## Task brief:
For the listing below, give the count of lines containing the string "background" and nothing else.

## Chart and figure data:
>> START

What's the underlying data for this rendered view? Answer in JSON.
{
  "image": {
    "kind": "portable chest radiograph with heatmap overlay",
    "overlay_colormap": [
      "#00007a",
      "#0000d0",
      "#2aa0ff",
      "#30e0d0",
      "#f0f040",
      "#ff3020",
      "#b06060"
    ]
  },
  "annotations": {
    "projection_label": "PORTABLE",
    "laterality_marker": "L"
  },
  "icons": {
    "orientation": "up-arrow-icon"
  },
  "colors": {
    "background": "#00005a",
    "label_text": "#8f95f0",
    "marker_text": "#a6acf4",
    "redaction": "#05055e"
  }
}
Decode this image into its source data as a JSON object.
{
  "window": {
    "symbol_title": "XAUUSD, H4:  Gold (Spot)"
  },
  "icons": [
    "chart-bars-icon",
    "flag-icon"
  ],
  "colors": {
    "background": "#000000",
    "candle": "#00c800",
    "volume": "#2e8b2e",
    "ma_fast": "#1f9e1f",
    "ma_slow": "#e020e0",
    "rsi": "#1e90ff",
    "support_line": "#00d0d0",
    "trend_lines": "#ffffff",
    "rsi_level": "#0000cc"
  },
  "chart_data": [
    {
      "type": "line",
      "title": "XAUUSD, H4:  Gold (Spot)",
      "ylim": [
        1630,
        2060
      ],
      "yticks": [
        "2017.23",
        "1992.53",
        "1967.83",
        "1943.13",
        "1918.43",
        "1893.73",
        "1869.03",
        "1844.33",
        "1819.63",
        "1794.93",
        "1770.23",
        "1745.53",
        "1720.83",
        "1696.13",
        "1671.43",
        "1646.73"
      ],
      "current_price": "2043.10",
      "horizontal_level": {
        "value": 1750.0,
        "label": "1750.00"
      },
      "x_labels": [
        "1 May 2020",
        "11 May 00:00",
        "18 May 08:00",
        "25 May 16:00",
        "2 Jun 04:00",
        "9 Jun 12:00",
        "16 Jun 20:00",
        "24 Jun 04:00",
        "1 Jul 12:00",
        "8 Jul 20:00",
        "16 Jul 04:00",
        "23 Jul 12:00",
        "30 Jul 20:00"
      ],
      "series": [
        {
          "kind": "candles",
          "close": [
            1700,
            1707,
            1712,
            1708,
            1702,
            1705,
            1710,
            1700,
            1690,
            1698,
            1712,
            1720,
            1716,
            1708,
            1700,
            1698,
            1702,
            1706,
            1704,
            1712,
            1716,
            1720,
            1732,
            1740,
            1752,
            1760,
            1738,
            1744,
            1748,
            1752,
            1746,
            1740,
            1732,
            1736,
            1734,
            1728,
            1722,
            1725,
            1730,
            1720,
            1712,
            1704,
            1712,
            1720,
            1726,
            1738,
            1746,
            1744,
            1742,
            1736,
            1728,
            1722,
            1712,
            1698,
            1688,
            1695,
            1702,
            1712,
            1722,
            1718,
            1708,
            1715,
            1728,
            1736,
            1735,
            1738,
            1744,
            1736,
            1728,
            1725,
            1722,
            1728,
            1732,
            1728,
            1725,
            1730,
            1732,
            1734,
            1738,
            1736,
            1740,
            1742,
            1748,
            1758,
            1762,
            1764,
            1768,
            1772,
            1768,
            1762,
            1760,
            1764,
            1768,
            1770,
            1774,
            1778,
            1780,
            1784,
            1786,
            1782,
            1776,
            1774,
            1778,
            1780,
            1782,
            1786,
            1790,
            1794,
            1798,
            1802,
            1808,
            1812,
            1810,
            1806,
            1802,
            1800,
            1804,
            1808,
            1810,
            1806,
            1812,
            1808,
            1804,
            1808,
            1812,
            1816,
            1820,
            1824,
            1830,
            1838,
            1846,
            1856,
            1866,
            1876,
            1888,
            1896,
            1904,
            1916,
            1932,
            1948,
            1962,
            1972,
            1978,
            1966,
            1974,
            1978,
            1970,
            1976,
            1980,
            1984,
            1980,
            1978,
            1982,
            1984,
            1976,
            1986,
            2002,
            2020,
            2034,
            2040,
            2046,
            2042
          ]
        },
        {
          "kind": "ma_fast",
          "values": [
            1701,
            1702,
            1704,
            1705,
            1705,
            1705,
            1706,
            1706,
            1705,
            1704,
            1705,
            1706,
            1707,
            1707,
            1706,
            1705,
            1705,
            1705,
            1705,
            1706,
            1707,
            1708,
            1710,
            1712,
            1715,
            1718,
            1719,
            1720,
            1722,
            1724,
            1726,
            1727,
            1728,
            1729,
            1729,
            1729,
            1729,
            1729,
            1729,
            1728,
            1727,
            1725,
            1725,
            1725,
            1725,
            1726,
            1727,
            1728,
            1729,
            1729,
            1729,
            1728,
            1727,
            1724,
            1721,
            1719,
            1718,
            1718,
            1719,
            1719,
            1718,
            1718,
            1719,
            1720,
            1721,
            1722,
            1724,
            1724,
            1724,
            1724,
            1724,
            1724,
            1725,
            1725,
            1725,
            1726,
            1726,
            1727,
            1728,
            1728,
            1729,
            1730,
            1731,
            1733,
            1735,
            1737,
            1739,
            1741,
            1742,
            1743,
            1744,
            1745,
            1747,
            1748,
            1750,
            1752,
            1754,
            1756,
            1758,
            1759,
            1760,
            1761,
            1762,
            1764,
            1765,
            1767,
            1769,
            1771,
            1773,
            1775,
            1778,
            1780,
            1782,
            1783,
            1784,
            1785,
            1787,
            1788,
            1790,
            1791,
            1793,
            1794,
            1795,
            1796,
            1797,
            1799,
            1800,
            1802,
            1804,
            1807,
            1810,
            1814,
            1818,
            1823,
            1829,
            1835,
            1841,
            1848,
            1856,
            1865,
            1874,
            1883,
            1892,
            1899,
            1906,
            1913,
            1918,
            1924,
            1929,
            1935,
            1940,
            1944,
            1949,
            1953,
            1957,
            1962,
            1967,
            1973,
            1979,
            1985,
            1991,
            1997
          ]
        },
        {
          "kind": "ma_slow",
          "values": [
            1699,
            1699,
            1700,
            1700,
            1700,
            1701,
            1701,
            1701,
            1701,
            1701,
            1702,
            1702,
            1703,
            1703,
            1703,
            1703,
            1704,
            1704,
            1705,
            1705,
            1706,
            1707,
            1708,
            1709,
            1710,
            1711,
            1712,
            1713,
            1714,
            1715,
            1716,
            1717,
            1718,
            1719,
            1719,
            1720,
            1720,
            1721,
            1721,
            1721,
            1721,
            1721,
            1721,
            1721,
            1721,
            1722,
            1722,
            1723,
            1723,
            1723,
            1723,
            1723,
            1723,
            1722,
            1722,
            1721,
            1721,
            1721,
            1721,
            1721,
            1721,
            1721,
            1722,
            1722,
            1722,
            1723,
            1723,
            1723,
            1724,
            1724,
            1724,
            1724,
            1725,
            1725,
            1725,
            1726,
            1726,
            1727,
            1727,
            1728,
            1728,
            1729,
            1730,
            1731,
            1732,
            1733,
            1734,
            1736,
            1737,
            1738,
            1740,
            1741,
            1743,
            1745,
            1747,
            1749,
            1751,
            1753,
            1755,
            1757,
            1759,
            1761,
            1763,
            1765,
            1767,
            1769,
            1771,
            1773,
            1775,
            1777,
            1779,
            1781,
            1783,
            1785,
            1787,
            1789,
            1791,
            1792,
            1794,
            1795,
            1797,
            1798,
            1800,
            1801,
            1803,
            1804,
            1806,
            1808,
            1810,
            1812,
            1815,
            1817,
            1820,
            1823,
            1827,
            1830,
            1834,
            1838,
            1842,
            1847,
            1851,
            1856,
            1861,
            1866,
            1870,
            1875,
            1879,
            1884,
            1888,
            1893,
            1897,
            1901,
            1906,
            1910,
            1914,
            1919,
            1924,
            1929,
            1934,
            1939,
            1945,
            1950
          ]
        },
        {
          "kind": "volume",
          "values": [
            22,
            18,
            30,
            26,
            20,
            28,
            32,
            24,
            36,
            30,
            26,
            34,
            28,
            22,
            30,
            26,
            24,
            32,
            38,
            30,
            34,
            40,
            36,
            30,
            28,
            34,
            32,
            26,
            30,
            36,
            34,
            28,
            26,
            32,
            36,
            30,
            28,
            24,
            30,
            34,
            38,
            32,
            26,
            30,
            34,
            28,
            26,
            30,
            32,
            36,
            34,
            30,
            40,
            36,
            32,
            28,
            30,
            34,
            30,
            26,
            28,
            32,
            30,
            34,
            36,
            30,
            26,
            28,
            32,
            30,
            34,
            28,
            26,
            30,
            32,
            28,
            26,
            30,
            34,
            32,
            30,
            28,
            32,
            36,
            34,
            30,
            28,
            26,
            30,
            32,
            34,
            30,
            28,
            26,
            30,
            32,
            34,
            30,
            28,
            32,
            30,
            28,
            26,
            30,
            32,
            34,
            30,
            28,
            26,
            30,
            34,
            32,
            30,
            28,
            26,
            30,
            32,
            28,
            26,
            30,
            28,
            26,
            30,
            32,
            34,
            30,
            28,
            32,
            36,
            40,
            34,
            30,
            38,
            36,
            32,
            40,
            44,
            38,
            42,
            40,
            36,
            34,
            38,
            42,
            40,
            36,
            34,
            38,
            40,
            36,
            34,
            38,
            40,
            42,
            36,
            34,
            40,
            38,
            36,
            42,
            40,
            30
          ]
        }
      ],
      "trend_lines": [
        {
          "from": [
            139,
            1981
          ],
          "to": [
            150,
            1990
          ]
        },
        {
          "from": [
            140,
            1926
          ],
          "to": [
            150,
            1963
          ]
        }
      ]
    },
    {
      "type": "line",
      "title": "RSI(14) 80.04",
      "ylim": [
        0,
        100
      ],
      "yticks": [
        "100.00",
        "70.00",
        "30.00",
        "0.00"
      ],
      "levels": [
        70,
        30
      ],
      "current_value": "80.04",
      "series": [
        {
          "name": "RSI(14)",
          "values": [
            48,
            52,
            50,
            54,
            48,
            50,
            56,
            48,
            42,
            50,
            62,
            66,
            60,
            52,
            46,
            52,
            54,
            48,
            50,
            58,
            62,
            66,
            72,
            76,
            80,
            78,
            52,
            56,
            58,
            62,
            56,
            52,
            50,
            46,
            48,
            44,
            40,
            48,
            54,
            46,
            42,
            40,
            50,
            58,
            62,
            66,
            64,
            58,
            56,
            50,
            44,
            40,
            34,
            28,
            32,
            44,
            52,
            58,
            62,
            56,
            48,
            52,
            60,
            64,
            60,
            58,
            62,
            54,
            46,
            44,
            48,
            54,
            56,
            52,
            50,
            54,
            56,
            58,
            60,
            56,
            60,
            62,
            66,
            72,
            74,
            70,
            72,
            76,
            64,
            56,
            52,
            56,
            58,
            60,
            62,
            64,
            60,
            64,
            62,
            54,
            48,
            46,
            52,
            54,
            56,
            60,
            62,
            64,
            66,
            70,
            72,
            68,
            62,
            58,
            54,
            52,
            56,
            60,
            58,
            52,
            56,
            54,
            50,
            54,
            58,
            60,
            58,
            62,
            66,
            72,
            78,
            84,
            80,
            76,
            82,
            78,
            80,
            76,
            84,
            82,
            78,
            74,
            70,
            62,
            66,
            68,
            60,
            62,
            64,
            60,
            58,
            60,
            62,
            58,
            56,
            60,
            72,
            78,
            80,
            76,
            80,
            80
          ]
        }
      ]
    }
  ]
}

>> END

## The answer:
2